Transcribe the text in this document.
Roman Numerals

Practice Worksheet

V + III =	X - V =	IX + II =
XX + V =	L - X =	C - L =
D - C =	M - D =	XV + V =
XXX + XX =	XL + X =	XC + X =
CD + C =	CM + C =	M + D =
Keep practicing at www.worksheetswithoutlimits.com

....

* _STATED EXERCISE_: Repeat each record exactly, leaving nothing out.

* _THE RESULT_:
Transcribe the text in this document.
Roman Numerals

Practice Worksheet

V + III =	X - V =	IX + II =
XX + V =	L - X =	C - L =
D - C =	M - D =	XV + V =
XXX + XX =	XL + X =	XC + X =
CD + C =	CM + C =	M + D =
Keep practicing at www.worksheetswithoutlimits.com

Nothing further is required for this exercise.